Data excerpts:

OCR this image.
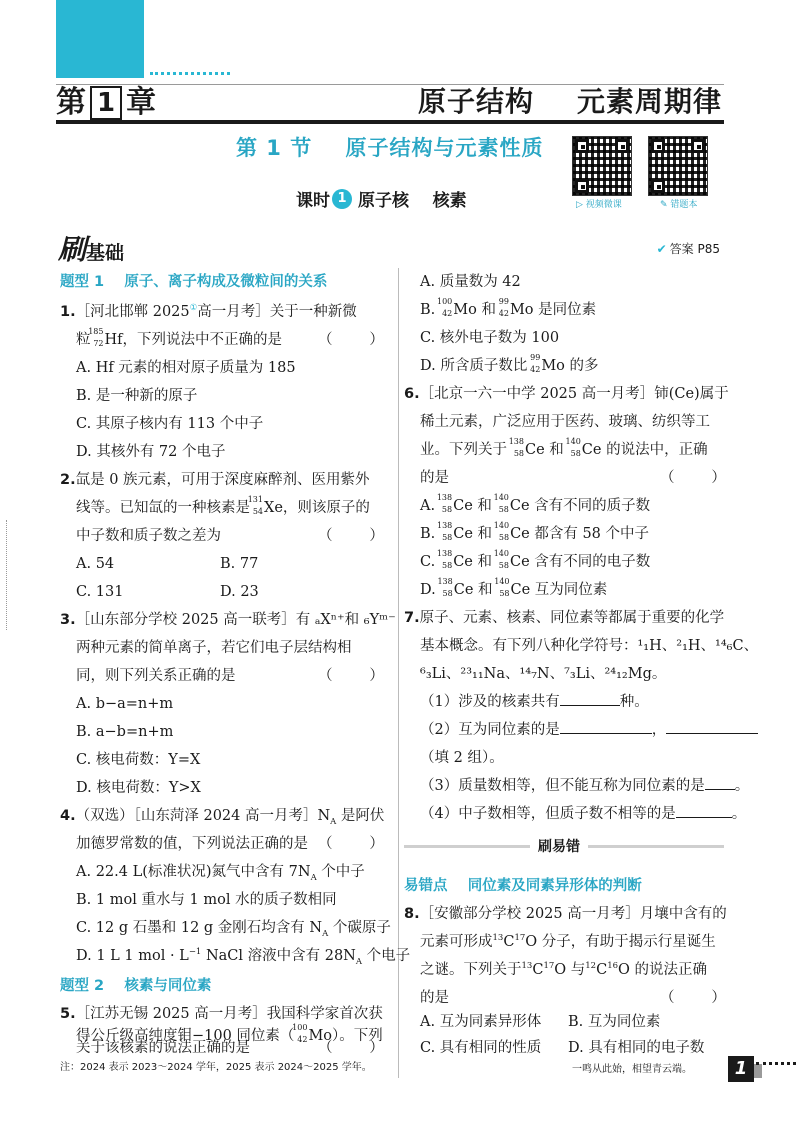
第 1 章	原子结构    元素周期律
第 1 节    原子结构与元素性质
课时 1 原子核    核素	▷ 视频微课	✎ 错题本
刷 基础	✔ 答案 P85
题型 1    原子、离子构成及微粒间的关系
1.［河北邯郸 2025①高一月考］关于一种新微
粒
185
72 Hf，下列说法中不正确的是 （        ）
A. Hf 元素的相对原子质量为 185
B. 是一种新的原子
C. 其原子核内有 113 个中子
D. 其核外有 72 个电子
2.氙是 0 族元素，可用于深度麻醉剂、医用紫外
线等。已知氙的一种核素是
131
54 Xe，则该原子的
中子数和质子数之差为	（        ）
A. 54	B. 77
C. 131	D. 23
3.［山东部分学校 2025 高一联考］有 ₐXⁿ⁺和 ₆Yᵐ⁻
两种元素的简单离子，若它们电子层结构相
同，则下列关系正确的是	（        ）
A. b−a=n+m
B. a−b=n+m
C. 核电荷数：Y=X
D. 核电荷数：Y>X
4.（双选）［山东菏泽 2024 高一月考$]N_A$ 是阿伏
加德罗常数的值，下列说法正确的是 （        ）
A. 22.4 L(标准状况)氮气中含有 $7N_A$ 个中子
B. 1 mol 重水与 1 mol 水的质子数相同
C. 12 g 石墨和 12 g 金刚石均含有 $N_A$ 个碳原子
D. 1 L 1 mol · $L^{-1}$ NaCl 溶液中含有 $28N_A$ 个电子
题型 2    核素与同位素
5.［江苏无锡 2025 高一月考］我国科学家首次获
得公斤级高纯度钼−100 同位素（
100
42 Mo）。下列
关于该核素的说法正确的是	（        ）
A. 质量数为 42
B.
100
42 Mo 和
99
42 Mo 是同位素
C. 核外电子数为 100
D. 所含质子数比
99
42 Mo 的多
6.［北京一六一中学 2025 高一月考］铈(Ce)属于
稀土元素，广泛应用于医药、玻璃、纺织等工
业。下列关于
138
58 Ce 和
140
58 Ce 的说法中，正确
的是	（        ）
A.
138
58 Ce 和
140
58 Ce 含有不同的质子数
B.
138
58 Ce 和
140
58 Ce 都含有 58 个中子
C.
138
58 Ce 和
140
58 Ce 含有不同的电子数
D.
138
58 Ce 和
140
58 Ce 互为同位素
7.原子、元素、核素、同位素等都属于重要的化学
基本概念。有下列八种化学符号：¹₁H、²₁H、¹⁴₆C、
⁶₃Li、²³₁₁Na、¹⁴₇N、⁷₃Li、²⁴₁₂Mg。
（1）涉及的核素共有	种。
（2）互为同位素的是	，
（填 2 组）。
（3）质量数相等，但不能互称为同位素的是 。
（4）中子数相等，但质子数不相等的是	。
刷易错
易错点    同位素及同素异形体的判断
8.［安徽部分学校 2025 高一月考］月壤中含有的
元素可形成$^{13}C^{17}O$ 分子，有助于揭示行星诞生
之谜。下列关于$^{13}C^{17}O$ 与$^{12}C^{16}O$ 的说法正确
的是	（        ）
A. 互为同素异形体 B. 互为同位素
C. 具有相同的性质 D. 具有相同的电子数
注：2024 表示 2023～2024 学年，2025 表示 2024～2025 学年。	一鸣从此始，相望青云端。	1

Task to complete:
Do not copy the pictures, but repeat every line exactly.

Correct output:
OCR this image.
第 1 章	原子结构    元素周期律
第 1 节    原子结构与元素性质
课时 1 原子核    核素	▷ 视频微课	✎ 错题本
刷 基础	✔ 答案 P85
题型 1    原子、离子构成及微粒间的关系
1.［河北邯郸 2025①高一月考］关于一种新微
粒
185
72 Hf，下列说法中不正确的是 （        ）
A. Hf 元素的相对原子质量为 185
B. 是一种新的原子
C. 其原子核内有 113 个中子
D. 其核外有 72 个电子
2.氙是 0 族元素，可用于深度麻醉剂、医用紫外
线等。已知氙的一种核素是
131
54 Xe，则该原子的
中子数和质子数之差为	（        ）
A. 54	B. 77
C. 131	D. 23
3.［山东部分学校 2025 高一联考］有 ₐXⁿ⁺和 ₆Yᵐ⁻
两种元素的简单离子，若它们电子层结构相
同，则下列关系正确的是	（        ）
A. b−a=n+m
B. a−b=n+m
C. 核电荷数：Y=X
D. 核电荷数：Y>X
4.（双选）［山东菏泽 2024 高一月考$]N_A$ 是阿伏
加德罗常数的值，下列说法正确的是 （        ）
A. 22.4 L(标准状况)氮气中含有 $7N_A$ 个中子
B. 1 mol 重水与 1 mol 水的质子数相同
C. 12 g 石墨和 12 g 金刚石均含有 $N_A$ 个碳原子
D. 1 L 1 mol · $L^{-1}$ NaCl 溶液中含有 $28N_A$ 个电子
题型 2    核素与同位素
5.［江苏无锡 2025 高一月考］我国科学家首次获
得公斤级高纯度钼−100 同位素（
100
42 Mo）。下列
关于该核素的说法正确的是	（        ）
A. 质量数为 42
B.
100
42 Mo 和
99
42 Mo 是同位素
C. 核外电子数为 100
D. 所含质子数比
99
42 Mo 的多
6.［北京一六一中学 2025 高一月考］铈(Ce)属于
稀土元素，广泛应用于医药、玻璃、纺织等工
业。下列关于
138
58 Ce 和
140
58 Ce 的说法中，正确
的是	（        ）
A.
138
58 Ce 和
140
58 Ce 含有不同的质子数
B.
138
58 Ce 和
140
58 Ce 都含有 58 个中子
C.
138
58 Ce 和
140
58 Ce 含有不同的电子数
D.
138
58 Ce 和
140
58 Ce 互为同位素
7.原子、元素、核素、同位素等都属于重要的化学
基本概念。有下列八种化学符号：¹₁H、²₁H、¹⁴₆C、
⁶₃Li、²³₁₁Na、¹⁴₇N、⁷₃Li、²⁴₁₂Mg。
（1）涉及的核素共有	种。
（2）互为同位素的是	，
（填 2 组）。
（3）质量数相等，但不能互称为同位素的是 。
（4）中子数相等，但质子数不相等的是	。
刷易错
易错点    同位素及同素异形体的判断
8.［安徽部分学校 2025 高一月考］月壤中含有的
元素可形成$^{13}C^{17}O$ 分子，有助于揭示行星诞生
之谜。下列关于$^{13}C^{17}O$ 与$^{12}C^{16}O$ 的说法正确
的是	（        ）
A. 互为同素异形体 B. 互为同位素
C. 具有相同的性质 D. 具有相同的电子数
注：2024 表示 2023～2024 学年，2025 表示 2024～2025 学年。	一鸣从此始，相望青云端。	1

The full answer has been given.